• INFORMATION SHOWN:
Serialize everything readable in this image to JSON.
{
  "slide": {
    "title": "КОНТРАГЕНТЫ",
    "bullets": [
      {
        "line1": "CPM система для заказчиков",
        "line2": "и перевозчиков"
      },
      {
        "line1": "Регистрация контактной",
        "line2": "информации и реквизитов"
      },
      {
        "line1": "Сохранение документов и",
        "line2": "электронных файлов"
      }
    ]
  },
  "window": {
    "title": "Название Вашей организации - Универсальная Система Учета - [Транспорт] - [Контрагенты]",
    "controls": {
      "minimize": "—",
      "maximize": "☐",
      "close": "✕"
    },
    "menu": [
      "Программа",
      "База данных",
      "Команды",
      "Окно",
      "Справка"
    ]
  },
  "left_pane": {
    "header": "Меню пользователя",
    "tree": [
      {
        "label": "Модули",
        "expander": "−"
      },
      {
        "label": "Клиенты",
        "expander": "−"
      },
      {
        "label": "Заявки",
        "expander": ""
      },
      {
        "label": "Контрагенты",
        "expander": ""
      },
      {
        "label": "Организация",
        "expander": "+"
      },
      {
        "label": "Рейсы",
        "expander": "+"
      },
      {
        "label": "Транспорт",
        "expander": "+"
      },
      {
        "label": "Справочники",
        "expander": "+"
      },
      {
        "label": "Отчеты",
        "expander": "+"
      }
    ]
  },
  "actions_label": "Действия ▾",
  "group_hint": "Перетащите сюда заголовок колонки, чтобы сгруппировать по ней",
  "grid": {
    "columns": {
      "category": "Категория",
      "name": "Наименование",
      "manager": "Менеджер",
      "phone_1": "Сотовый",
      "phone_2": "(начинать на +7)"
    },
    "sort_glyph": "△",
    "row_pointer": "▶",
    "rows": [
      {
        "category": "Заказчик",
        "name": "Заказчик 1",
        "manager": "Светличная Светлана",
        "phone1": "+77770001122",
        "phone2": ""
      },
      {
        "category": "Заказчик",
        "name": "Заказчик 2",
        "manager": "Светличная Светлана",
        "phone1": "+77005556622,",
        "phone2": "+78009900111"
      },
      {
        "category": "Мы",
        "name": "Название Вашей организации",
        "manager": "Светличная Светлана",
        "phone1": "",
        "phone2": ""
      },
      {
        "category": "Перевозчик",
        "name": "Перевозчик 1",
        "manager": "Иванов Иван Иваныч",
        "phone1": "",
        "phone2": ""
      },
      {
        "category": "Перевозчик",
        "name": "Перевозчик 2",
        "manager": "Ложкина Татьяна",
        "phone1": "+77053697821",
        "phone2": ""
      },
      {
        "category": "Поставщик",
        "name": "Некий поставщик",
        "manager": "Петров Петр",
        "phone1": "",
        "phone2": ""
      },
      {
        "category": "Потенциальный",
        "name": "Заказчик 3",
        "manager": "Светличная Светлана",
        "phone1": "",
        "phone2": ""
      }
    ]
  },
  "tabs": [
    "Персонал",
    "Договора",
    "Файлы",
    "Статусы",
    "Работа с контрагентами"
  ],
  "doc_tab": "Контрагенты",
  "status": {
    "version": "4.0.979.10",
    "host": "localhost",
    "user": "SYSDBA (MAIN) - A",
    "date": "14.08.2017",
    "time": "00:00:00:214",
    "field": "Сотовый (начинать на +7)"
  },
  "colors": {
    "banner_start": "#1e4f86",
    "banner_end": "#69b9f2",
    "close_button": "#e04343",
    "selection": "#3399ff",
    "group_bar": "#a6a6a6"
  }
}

• WHAT THE TASK REQUIRES:
Report how many lines of the listing hold the string "title", giving only the number.

• EXPECTED OUTPUT:
2